## Exercise task
Work out how many lines in the listing below include the word "工程建筑材料租赁合同书"; answer with the number alone.

----- Data provided

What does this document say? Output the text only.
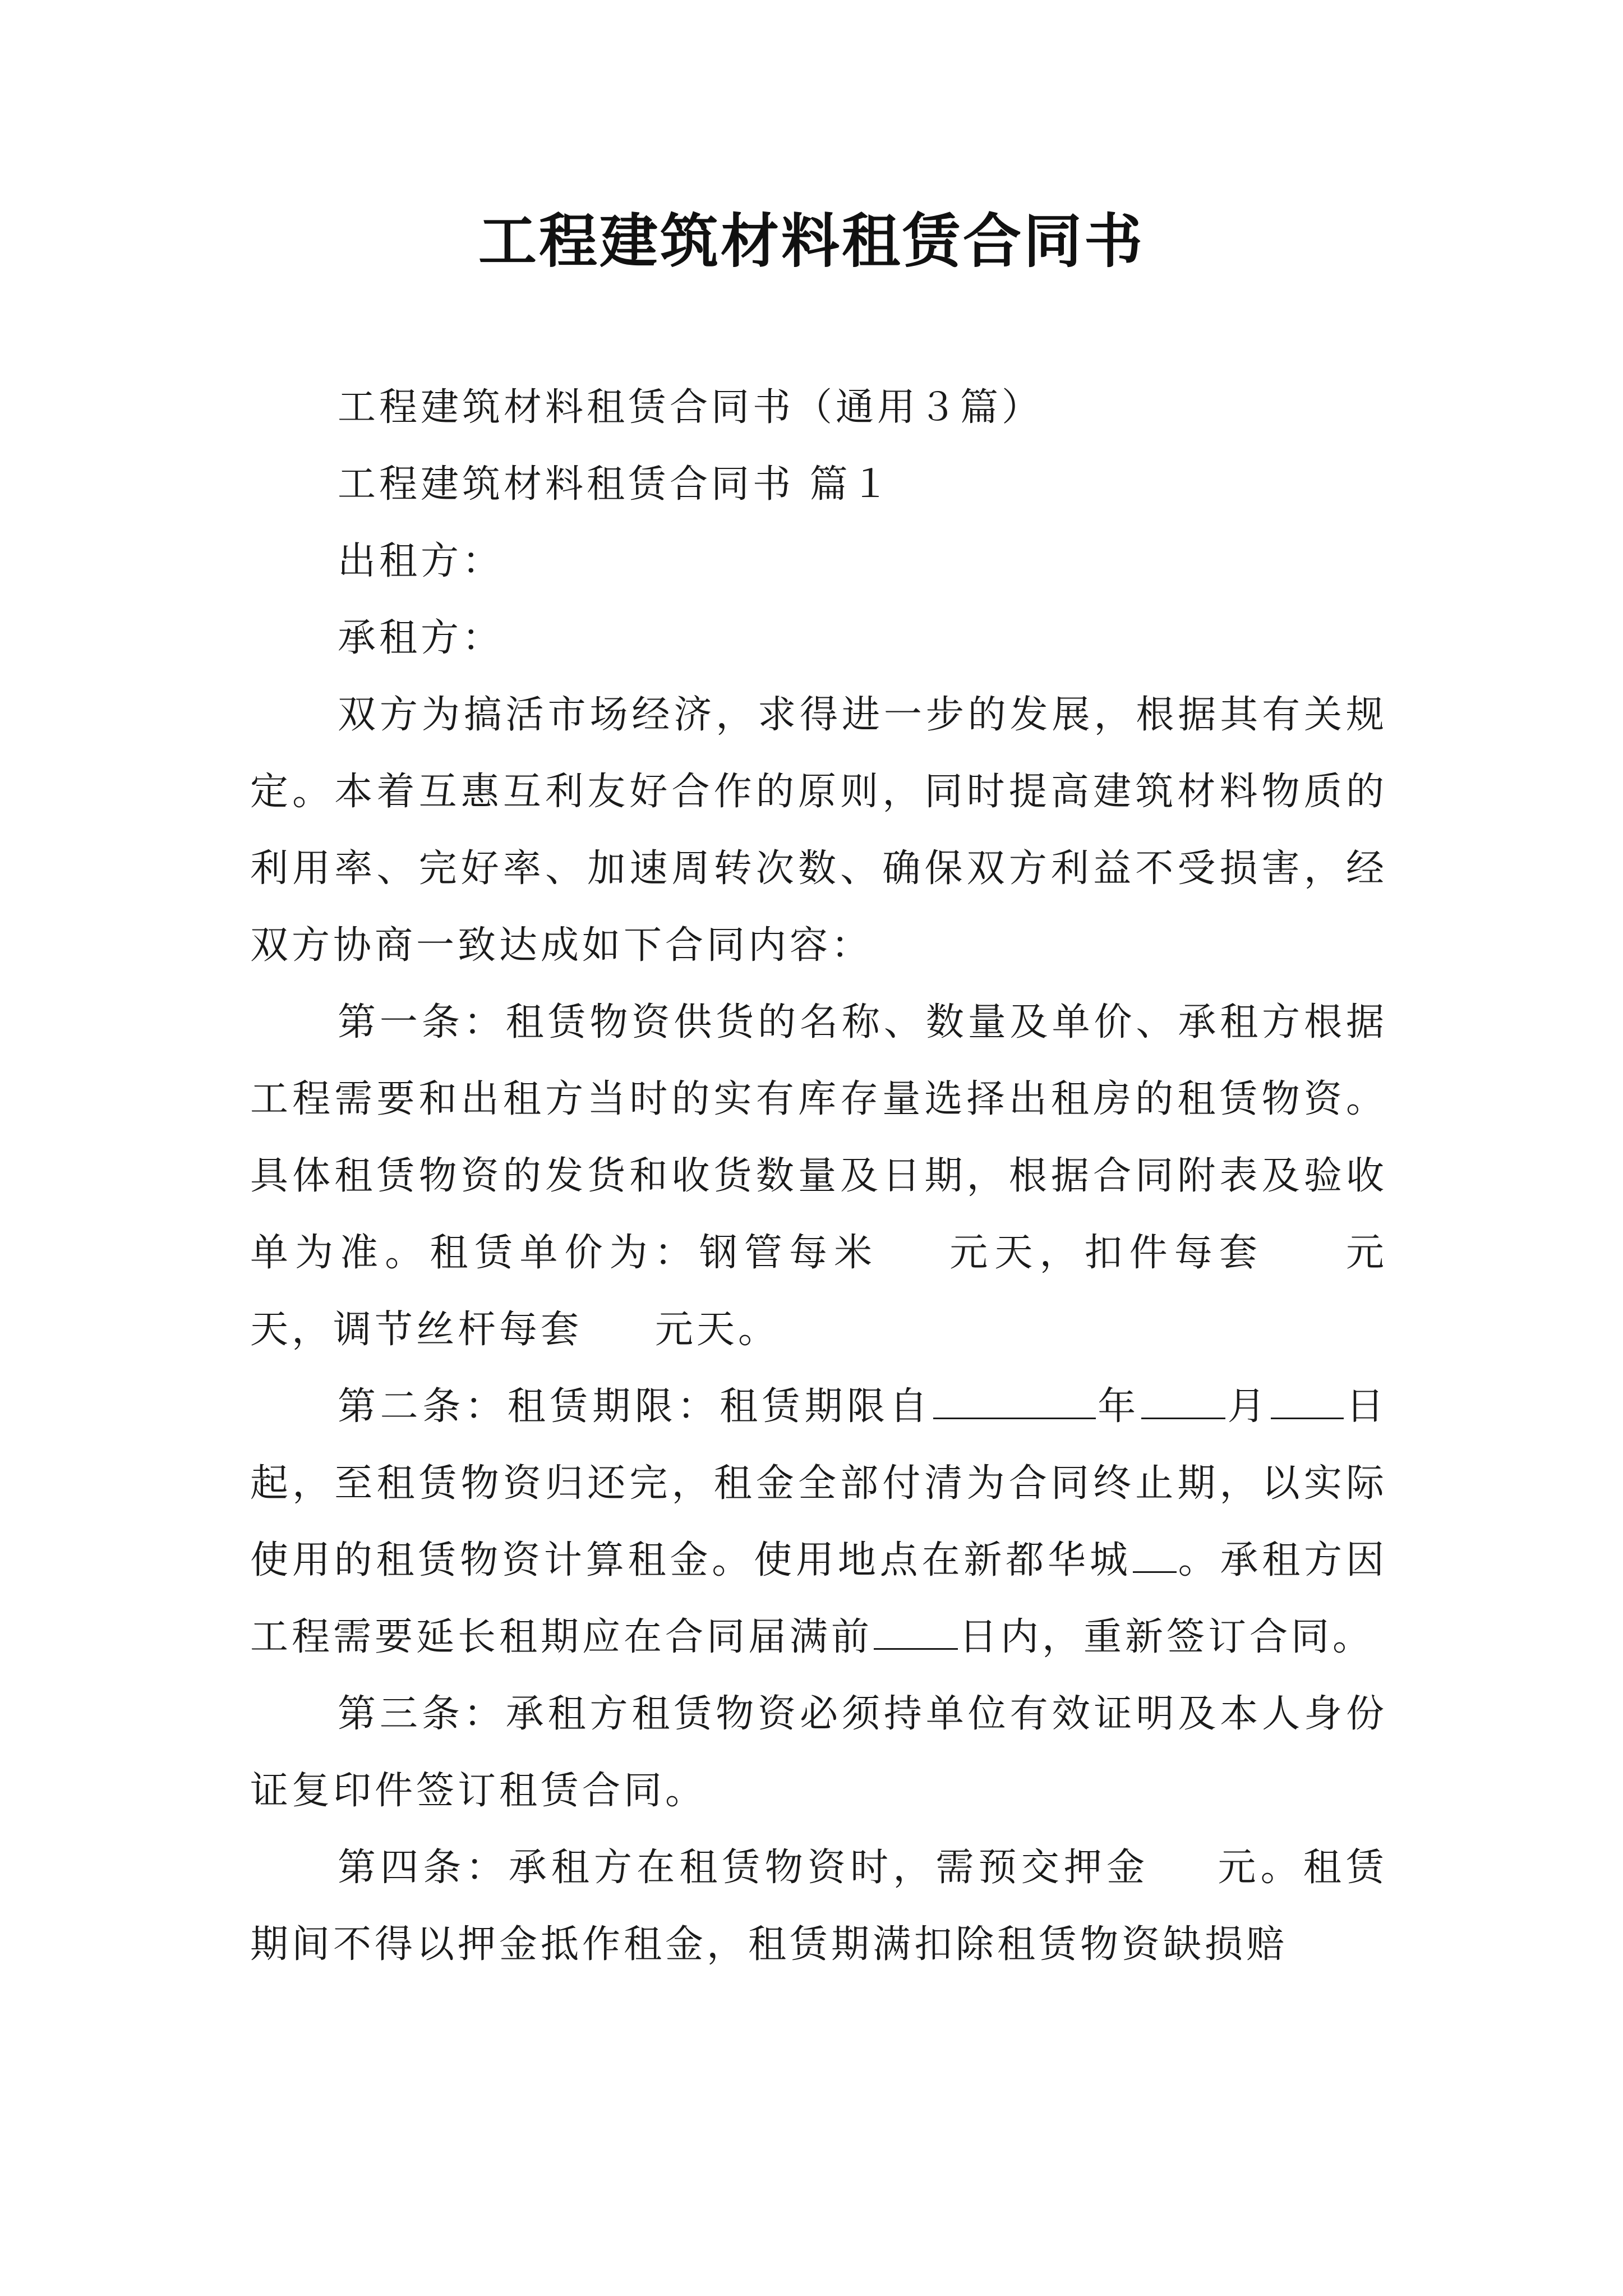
工程建筑材料租赁合同书

工程建筑材料租赁合同书（通用３篇）

工程建筑材料租赁合同书 篇１

出租方：

承租方：

双方为搞活市场经济，求得进一步的发展，根据其有关规定。本着互惠互利友好合作的原则，同时提高建筑材料物质的利用率、完好率、加速周转次数、确保双方利益不受损害，经双方协商一致达成如下合同内容：

第一条：租赁物资供货的名称、数量及单价、承租方根据工程需要和出租方当时的实有库存量选择出租房的租赁物资。具体租赁物资的发货和收货数量及日期，根据合同附表及验收单为准。租赁单价为：钢管每米 元天，扣件每套 元天，调节丝杆每套 元天。

第二条：租赁期限：租赁期限自	年 月 日起，至租赁物资归还完，租金全部付清为合同终止期，以实际使用的租赁物资计算租金。使用地点在新都华城 。承租方因工程需要延长租期应在合同届满前 日内，重新签订合同。

第三条：承租方租赁物资必须持单位有效证明及本人身份证复印件签订租赁合同。

第四条：承租方在租赁物资时，需预交押金 元。租赁期间不得以押金抵作租金，租赁期满扣除租赁物资缺损赔
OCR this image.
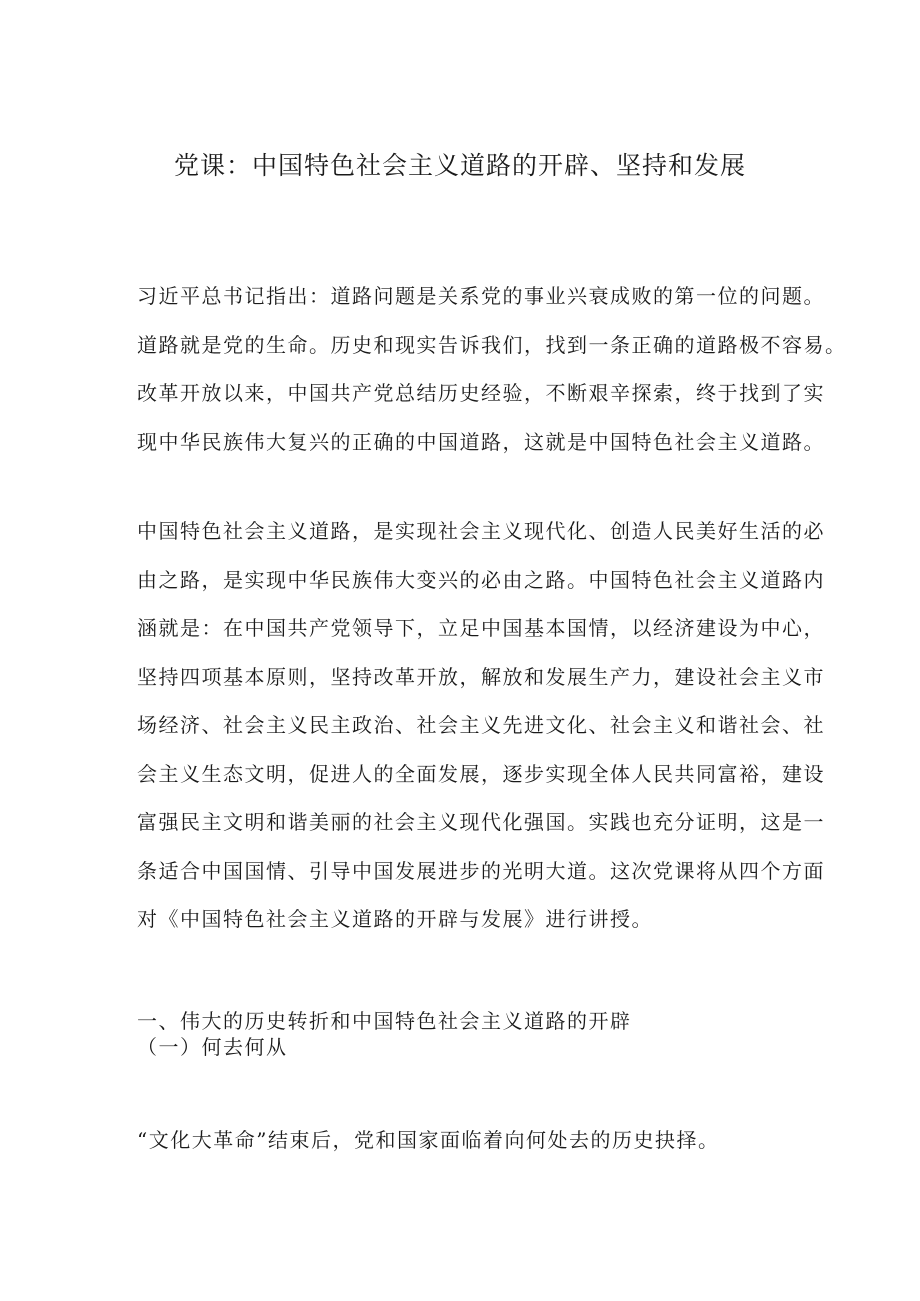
党课：中国特色社会主义道路的开辟、坚持和发展
习近平总书记指出：道路问题是关系党的事业兴衰成败的第一位的问题。
道路就是党的生命。历史和现实告诉我们，找到一条正确的道路极不容易。
改革开放以来，中国共产党总结历史经验，不断艰辛探索，终于找到了实
现中华民族伟大复兴的正确的中国道路，这就是中国特色社会主义道路。
中国特色社会主义道路，是实现社会主义现代化、创造人民美好生活的必
由之路，是实现中华民族伟大变兴的必由之路。中国特色社会主义道路内
涵就是：在中国共产党领导下，立足中国基本国情，以经济建设为中心，
坚持四项基本原则，坚持改革开放，解放和发展生产力，建设社会主义市
场经济、社会主义民主政治、社会主义先进文化、社会主义和谐社会、社
会主义生态文明，促进人的全面发展，逐步实现全体人民共同富裕，建设
富强民主文明和谐美丽的社会主义现代化强国。实践也充分证明，这是一
条适合中国国情、引导中国发展进步的光明大道。这次党课将从四个方面
对《中国特色社会主义道路的开辟与发展》进行讲授。
一、伟大的历史转折和中国特色社会主义道路的开辟
（一）何去何从
“文化大革命”结束后，党和国家面临着向何处去的历史抉择。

----------

## Answer
3